#### [Selected extract]
>> START
The Dickey-Fuller test tests for a specific kind of nonstationarity. At least in the version implemented in the R tseries package, it fits a regression on a linear trend, then models the residuals as AR(k) and tests whether the first autoregressive parameter is greater than one in absolute value. This can detect seasonality, but it is not intended to do so. There are seasonal unit root tests that are more appropriate to do so, since - as whuber points out - your ACF quite obviously shows a seasonality with cycle length 12.
I suspect you have monthly data. Given that your variable seems to be AverageTemperature, yearly seasonality should be very much expected.
An ARIMA(8,0,5) model looks very much like overfitting. There is a reason why standard auto-ARIMA algorithms constrain orders to be smaller. ARIMA(3,0,5) is not much better.
In your bottom plot, I am quite certain the green line is not the forecast from an ARIMA(3,0,5) model, because that one will also decay to a flat line very quickly and look essentially the same as the orange line. Your green lines come either from an in-sample fit, or they might conceivably be the forecasts from a seasonal ARIMA model (but then they would again look much more regular, so my money is on an in-sample fit).
>> END
#### [Set exercise 1]
Summarize the passage on the Dickey-Fuller test in two sentences.

#### [Data for processing]
>> START
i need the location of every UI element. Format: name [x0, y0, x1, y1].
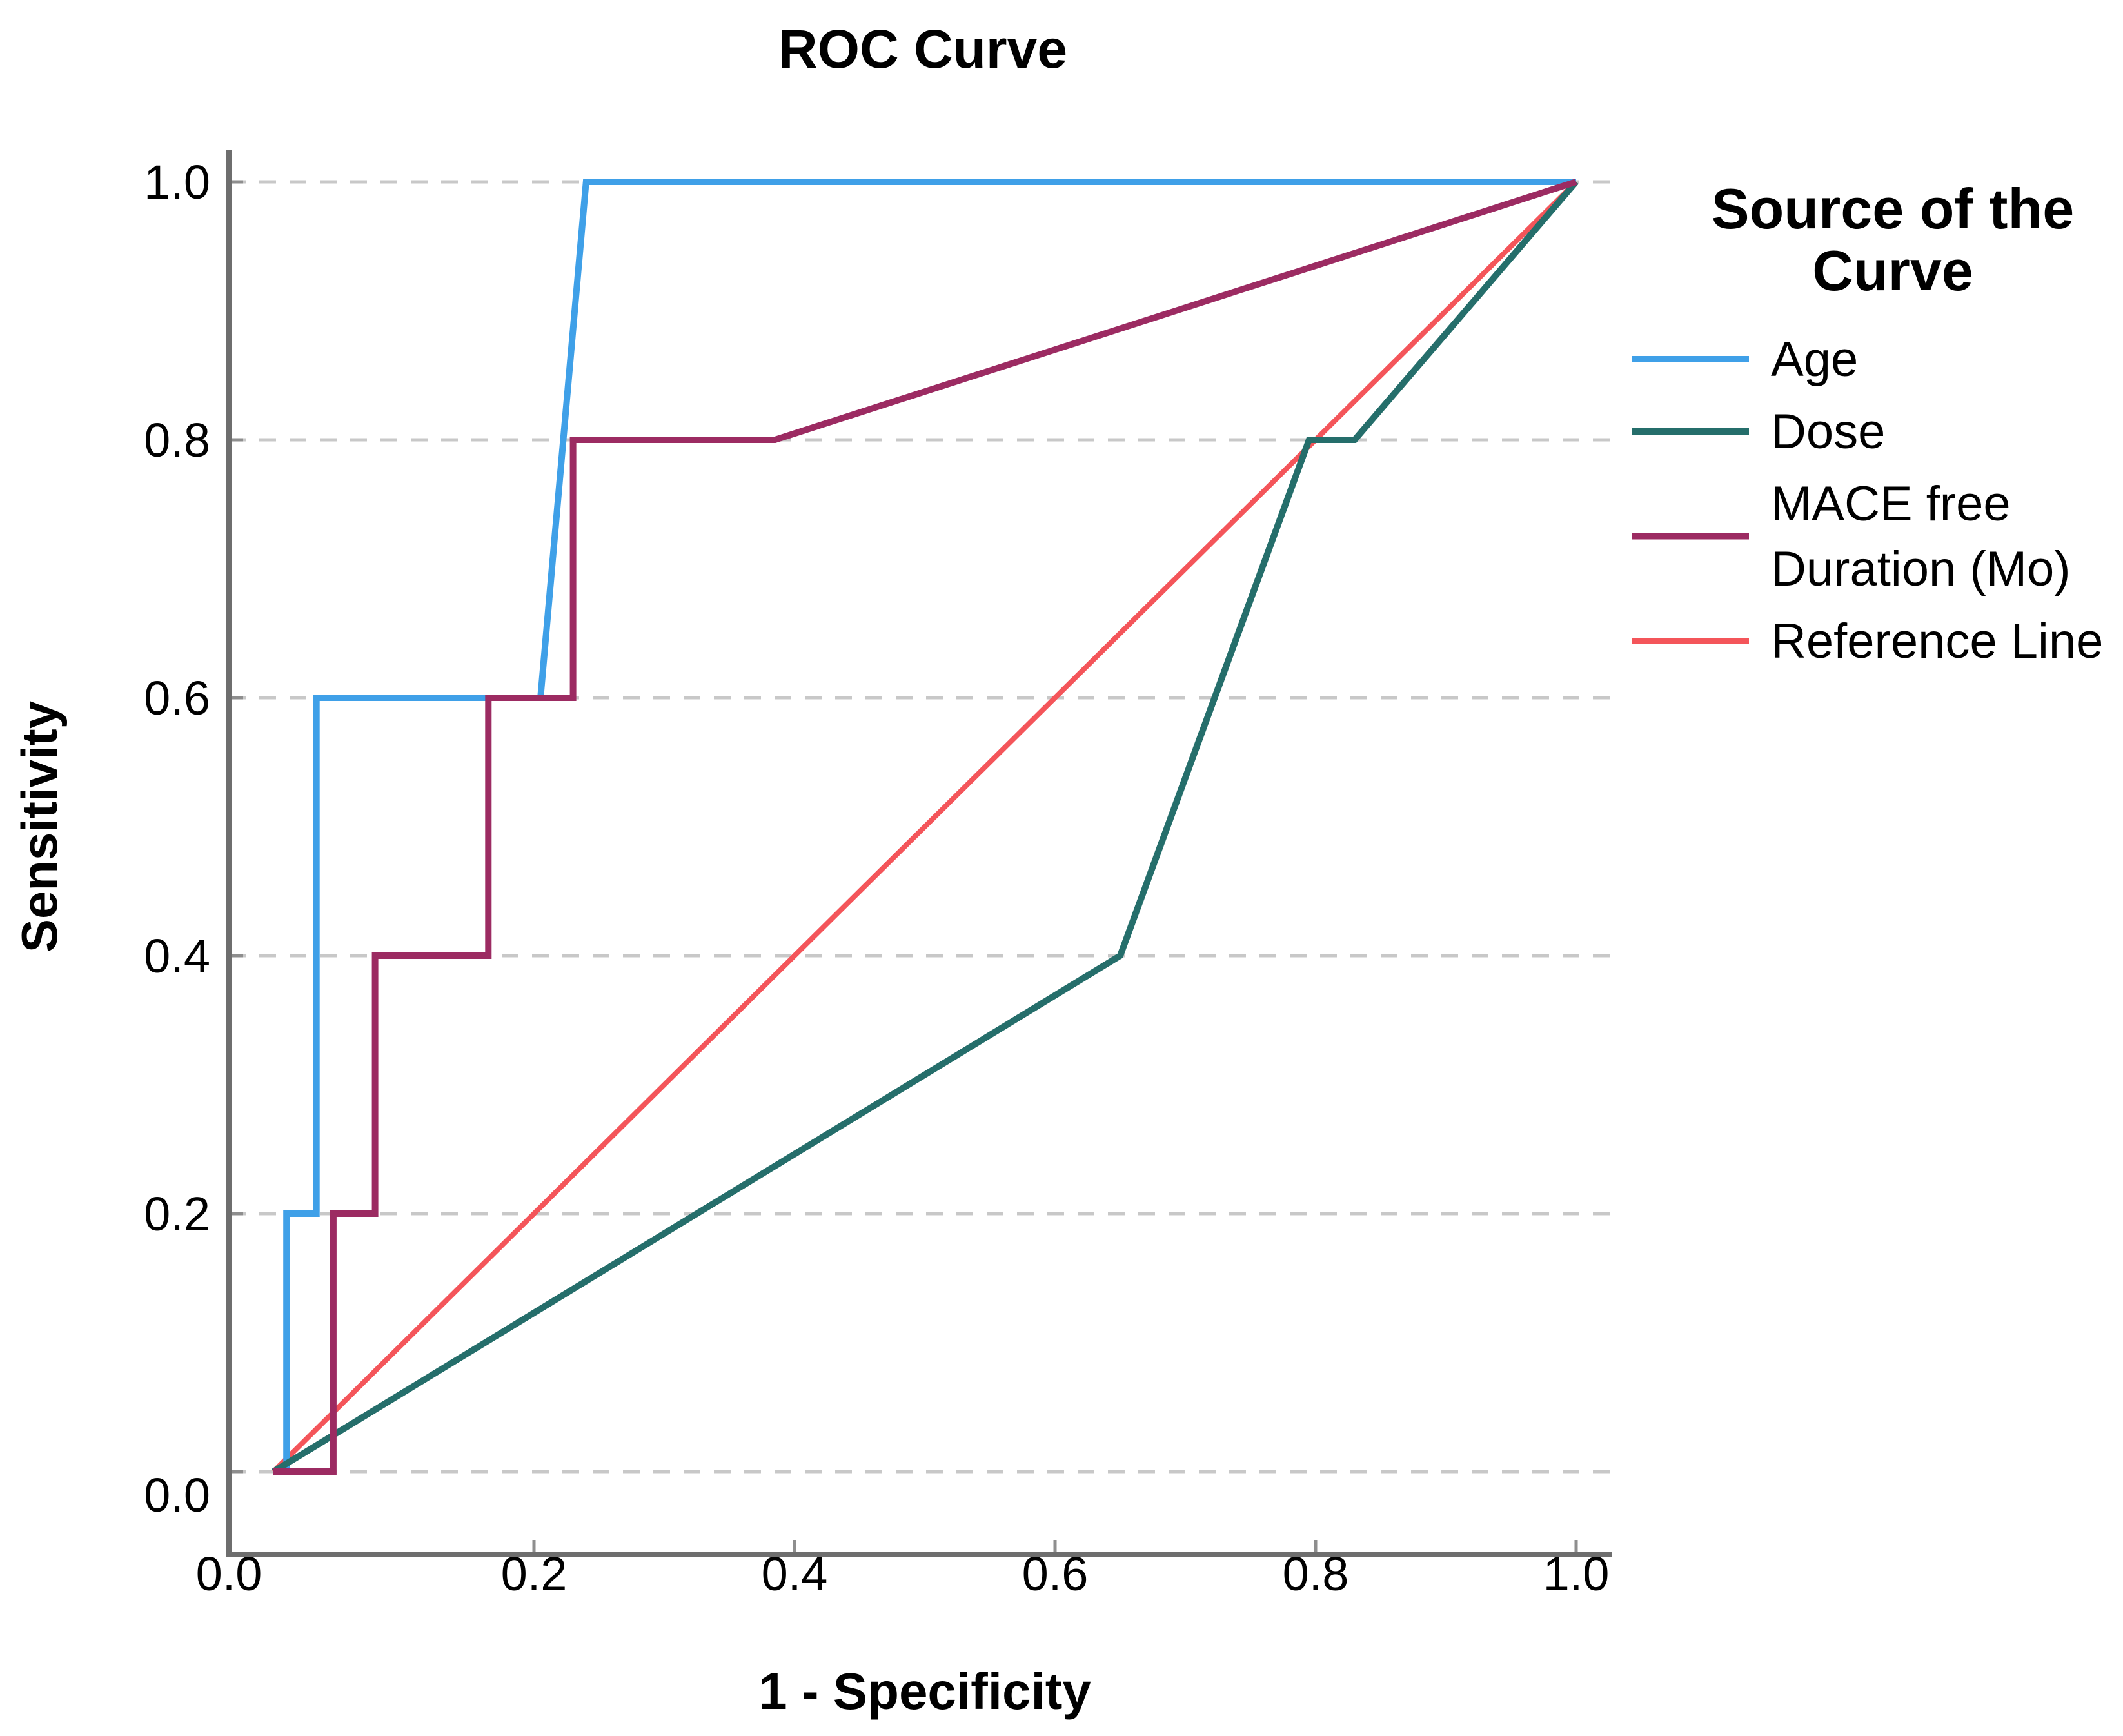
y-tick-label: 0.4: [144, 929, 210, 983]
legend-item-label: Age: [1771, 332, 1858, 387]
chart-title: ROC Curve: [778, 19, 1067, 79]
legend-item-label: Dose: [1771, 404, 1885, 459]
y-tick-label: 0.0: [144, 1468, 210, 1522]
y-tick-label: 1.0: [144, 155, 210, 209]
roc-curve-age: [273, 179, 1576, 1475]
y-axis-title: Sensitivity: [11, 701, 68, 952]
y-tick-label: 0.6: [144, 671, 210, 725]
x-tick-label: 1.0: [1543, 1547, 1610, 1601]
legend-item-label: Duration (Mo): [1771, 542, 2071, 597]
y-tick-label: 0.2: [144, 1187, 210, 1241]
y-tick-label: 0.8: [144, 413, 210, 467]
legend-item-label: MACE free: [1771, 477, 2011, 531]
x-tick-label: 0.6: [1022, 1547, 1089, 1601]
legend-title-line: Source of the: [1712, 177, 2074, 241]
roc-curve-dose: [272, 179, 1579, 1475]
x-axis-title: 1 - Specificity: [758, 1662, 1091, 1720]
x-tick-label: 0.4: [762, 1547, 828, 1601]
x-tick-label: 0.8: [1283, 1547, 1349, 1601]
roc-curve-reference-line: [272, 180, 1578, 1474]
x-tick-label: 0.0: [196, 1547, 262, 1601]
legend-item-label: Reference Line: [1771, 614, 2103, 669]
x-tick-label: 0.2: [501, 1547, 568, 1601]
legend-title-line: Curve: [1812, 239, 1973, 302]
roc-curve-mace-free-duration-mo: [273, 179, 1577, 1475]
>> END
>> START
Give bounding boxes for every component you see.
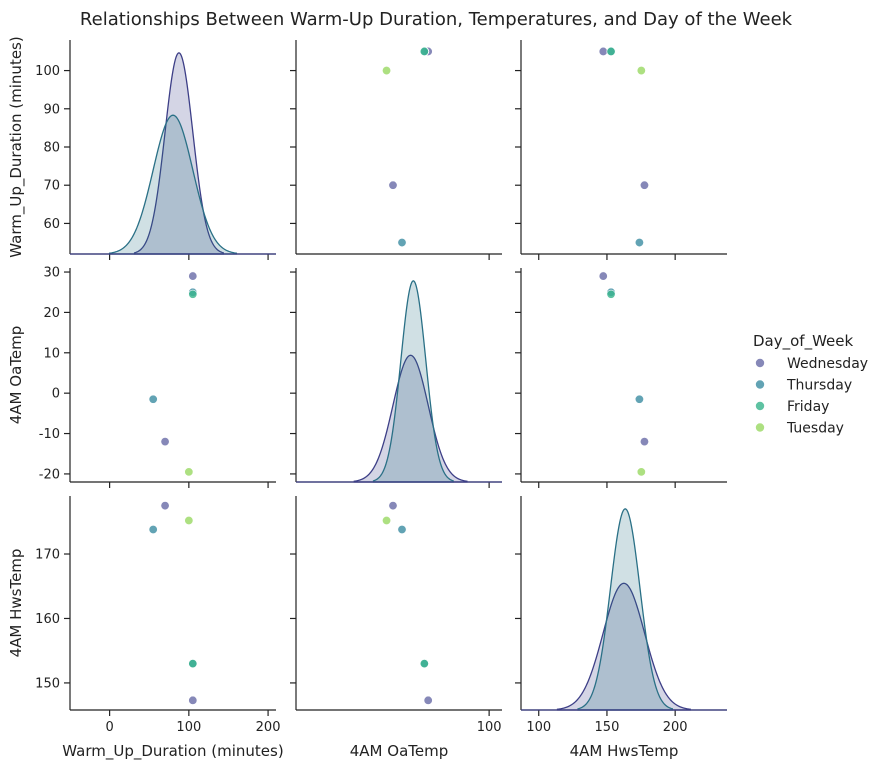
>> END
#### [Set exercise 2]
Count the lines in the listing that contain the string "tick", and give only the number.

#### [Complete response 1]
The Dickey-Fuller test targets a specific kind of nonstationarity and is not intended to detect seasonality, for which seasonal unit root tests are more appropriate, especially since the ACF shows a seasonality with cycle length 12 that is to be expected in what is likely monthly AverageTemperature data. An ARIMA(8,0,5) model looks very much like overfitting, ARIMA(3,0,5) is not much better, and the green line in the bottom plot most likely comes from an in-sample fit rather than from an ARIMA(3,0,5) forecast.

#### [Complete response 2]
12